* TASK DETAILS
Could you print every record below exactly as written?

* SOURCE RECORDS
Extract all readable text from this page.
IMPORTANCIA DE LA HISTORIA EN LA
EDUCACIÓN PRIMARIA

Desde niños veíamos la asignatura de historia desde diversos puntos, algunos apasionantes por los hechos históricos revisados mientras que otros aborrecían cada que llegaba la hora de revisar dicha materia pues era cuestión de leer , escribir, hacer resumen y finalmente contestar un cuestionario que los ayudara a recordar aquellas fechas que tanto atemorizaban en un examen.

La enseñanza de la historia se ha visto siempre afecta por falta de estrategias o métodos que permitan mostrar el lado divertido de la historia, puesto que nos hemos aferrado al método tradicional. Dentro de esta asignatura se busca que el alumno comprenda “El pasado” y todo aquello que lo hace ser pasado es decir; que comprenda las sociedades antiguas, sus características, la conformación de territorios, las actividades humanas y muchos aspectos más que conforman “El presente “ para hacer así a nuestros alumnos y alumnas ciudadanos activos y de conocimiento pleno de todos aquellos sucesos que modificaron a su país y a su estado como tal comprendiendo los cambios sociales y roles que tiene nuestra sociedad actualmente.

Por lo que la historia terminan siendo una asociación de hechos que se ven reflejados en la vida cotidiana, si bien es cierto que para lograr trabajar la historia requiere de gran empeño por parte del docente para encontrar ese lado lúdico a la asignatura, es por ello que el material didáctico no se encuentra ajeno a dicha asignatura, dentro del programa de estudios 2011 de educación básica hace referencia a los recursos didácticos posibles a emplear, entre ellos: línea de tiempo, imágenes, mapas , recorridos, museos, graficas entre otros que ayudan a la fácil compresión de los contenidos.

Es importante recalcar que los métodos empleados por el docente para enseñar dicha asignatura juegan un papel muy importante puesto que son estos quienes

* RESPONSE TO THIS EXERCISE
Extract all readable text from this page.
IMPORTANCIA DE LA HISTORIA EN LA
EDUCACIÓN PRIMARIA

Desde niños veíamos la asignatura de historia desde diversos puntos, algunos apasionantes por los hechos históricos revisados mientras que otros aborrecían cada que llegaba la hora de revisar dicha materia pues era cuestión de leer , escribir, hacer resumen y finalmente contestar un cuestionario que los ayudara a recordar aquellas fechas que tanto atemorizaban en un examen.

La enseñanza de la historia se ha visto siempre afecta por falta de estrategias o métodos que permitan mostrar el lado divertido de la historia, puesto que nos hemos aferrado al método tradicional. Dentro de esta asignatura se busca que el alumno comprenda “El pasado” y todo aquello que lo hace ser pasado es decir; que comprenda las sociedades antiguas, sus características, la conformación de territorios, las actividades humanas y muchos aspectos más que conforman “El presente “ para hacer así a nuestros alumnos y alumnas ciudadanos activos y de conocimiento pleno de todos aquellos sucesos que modificaron a su país y a su estado como tal comprendiendo los cambios sociales y roles que tiene nuestra sociedad actualmente.

Por lo que la historia terminan siendo una asociación de hechos que se ven reflejados en la vida cotidiana, si bien es cierto que para lograr trabajar la historia requiere de gran empeño por parte del docente para encontrar ese lado lúdico a la asignatura, es por ello que el material didáctico no se encuentra ajeno a dicha asignatura, dentro del programa de estudios 2011 de educación básica hace referencia a los recursos didácticos posibles a emplear, entre ellos: línea de tiempo, imágenes, mapas , recorridos, museos, graficas entre otros que ayudan a la fácil compresión de los contenidos.

Es importante recalcar que los métodos empleados por el docente para enseñar dicha asignatura juegan un papel muy importante puesto que son estos quienes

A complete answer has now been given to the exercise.